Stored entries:
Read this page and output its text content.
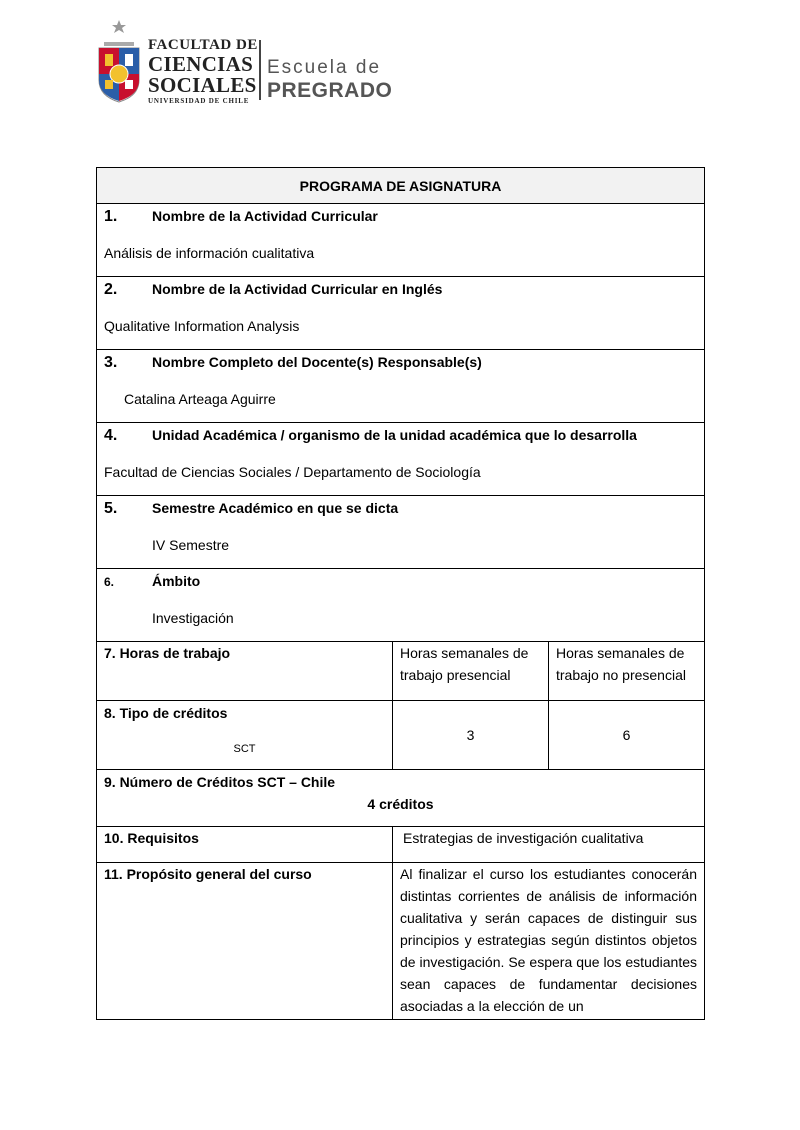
FACULTAD DE
CIENCIAS
SOCIALES
UNIVERSIDAD DE CHILE
Escuela de
PREGRADO
PROGRAMA DE ASIGNATURA		

1. Nombre de la Actividad Curricular
Análisis de información cualitativa		

2. Nombre de la Actividad Curricular en Inglés
Qualitative Information Analysis		

3. Nombre Completo del Docente(s) Responsable(s)
Catalina Arteaga Aguirre		

4. Unidad Académica / organismo de la unidad académica que lo desarrolla
Facultad de Ciencias Sociales / Departamento de Sociología		

5. Semestre Académico en que se dicta
IV Semestre		

6. Ámbito
Investigación		

7. Horas de trabajo	Horas semanales de trabajo presencial	Horas semanales de trabajo no presencial

8. Tipo de créditos
SCT	3	6

9. Número de Créditos SCT – Chile
4 créditos		

10. Requisitos	Estrategias de investigación cualitativa	
11. Propósito general del curso	Al finalizar el curso los estudiantes conocerán distintas corrientes de análisis de información cualitativa y serán capaces de distinguir sus principios y estrategias según distintos objetos de investigación. Se espera que los estudiantes sean capaces de fundamentar decisiones asociadas a la elección de un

### [EXERCISE DETAILS]
Quote each line of the listing exactly, but leave the pictures out.

### [SOLUTION TO THE EXERCISE]
Read this page and output its text content.
FACULTAD DE
CIENCIAS
SOCIALES
UNIVERSIDAD DE CHILE
Escuela de
PREGRADO
PROGRAMA DE ASIGNATURA		

1. Nombre de la Actividad Curricular
Análisis de información cualitativa		

2. Nombre de la Actividad Curricular en Inglés
Qualitative Information Analysis		

3. Nombre Completo del Docente(s) Responsable(s)
Catalina Arteaga Aguirre		

4. Unidad Académica / organismo de la unidad académica que lo desarrolla
Facultad de Ciencias Sociales / Departamento de Sociología		

5. Semestre Académico en que se dicta
IV Semestre		

6. Ámbito
Investigación		

7. Horas de trabajo	Horas semanales de trabajo presencial	Horas semanales de trabajo no presencial

8. Tipo de créditos
SCT	3	6

9. Número de Créditos SCT – Chile
4 créditos		

10. Requisitos	Estrategias de investigación cualitativa	
11. Propósito general del curso	Al finalizar el curso los estudiantes conocerán distintas corrientes de análisis de información cualitativa y serán capaces de distinguir sus principios y estrategias según distintos objetos de investigación. Se espera que los estudiantes sean capaces de fundamentar decisiones asociadas a la elección de un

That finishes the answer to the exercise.